* [Provided data]:
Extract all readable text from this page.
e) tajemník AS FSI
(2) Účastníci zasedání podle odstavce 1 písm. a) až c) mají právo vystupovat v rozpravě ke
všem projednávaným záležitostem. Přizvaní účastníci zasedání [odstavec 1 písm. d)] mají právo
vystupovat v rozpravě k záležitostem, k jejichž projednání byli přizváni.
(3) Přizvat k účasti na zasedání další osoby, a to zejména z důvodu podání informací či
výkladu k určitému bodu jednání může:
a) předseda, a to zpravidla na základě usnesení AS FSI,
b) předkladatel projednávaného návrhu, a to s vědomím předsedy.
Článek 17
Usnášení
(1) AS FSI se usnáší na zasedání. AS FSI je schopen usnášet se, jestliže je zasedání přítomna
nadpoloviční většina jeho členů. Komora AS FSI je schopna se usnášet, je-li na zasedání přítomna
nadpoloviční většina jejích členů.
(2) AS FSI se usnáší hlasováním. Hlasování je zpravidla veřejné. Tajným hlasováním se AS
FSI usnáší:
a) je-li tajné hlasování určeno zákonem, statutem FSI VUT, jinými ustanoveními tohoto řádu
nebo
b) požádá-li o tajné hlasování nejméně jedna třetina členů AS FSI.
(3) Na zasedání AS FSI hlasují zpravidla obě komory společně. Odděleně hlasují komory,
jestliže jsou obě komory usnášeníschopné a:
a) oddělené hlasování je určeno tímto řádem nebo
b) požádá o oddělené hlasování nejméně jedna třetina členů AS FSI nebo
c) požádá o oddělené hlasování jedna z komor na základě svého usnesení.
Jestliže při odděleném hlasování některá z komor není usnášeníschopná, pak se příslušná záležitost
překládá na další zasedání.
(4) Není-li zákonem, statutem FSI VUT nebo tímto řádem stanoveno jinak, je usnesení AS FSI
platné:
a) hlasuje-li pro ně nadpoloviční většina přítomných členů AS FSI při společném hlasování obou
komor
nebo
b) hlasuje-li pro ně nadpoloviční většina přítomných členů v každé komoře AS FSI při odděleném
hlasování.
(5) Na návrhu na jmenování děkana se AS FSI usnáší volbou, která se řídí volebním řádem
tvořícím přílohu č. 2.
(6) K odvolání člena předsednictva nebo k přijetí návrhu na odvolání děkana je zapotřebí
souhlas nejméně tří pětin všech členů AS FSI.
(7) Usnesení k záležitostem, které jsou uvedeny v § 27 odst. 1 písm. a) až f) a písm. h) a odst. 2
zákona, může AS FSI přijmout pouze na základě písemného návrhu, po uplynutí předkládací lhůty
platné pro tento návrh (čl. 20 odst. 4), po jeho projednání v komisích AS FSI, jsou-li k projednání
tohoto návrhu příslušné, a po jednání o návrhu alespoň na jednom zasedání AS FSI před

* [Exercise aim]: Reproduce the material in full, with no word added or dropped.

* [Problem solution]:
Extract all readable text from this page.
e) tajemník AS FSI
(2) Účastníci zasedání podle odstavce 1 písm. a) až c) mají právo vystupovat v rozpravě ke
všem projednávaným záležitostem. Přizvaní účastníci zasedání [odstavec 1 písm. d)] mají právo
vystupovat v rozpravě k záležitostem, k jejichž projednání byli přizváni.
(3) Přizvat k účasti na zasedání další osoby, a to zejména z důvodu podání informací či
výkladu k určitému bodu jednání může:
a) předseda, a to zpravidla na základě usnesení AS FSI,
b) předkladatel projednávaného návrhu, a to s vědomím předsedy.
Článek 17
Usnášení
(1) AS FSI se usnáší na zasedání. AS FSI je schopen usnášet se, jestliže je zasedání přítomna
nadpoloviční většina jeho členů. Komora AS FSI je schopna se usnášet, je-li na zasedání přítomna
nadpoloviční většina jejích členů.
(2) AS FSI se usnáší hlasováním. Hlasování je zpravidla veřejné. Tajným hlasováním se AS
FSI usnáší:
a) je-li tajné hlasování určeno zákonem, statutem FSI VUT, jinými ustanoveními tohoto řádu
nebo
b) požádá-li o tajné hlasování nejméně jedna třetina členů AS FSI.
(3) Na zasedání AS FSI hlasují zpravidla obě komory společně. Odděleně hlasují komory,
jestliže jsou obě komory usnášeníschopné a:
a) oddělené hlasování je určeno tímto řádem nebo
b) požádá o oddělené hlasování nejméně jedna třetina členů AS FSI nebo
c) požádá o oddělené hlasování jedna z komor na základě svého usnesení.
Jestliže při odděleném hlasování některá z komor není usnášeníschopná, pak se příslušná záležitost
překládá na další zasedání.
(4) Není-li zákonem, statutem FSI VUT nebo tímto řádem stanoveno jinak, je usnesení AS FSI
platné:
a) hlasuje-li pro ně nadpoloviční většina přítomných členů AS FSI při společném hlasování obou
komor
nebo
b) hlasuje-li pro ně nadpoloviční většina přítomných členů v každé komoře AS FSI při odděleném
hlasování.
(5) Na návrhu na jmenování děkana se AS FSI usnáší volbou, která se řídí volebním řádem
tvořícím přílohu č. 2.
(6) K odvolání člena předsednictva nebo k přijetí návrhu na odvolání děkana je zapotřebí
souhlas nejméně tří pětin všech členů AS FSI.
(7) Usnesení k záležitostem, které jsou uvedeny v § 27 odst. 1 písm. a) až f) a písm. h) a odst. 2
zákona, může AS FSI přijmout pouze na základě písemného návrhu, po uplynutí předkládací lhůty
platné pro tento návrh (čl. 20 odst. 4), po jeho projednání v komisích AS FSI, jsou-li k projednání
tohoto návrhu příslušné, a po jednání o návrhu alespoň na jednom zasedání AS FSI před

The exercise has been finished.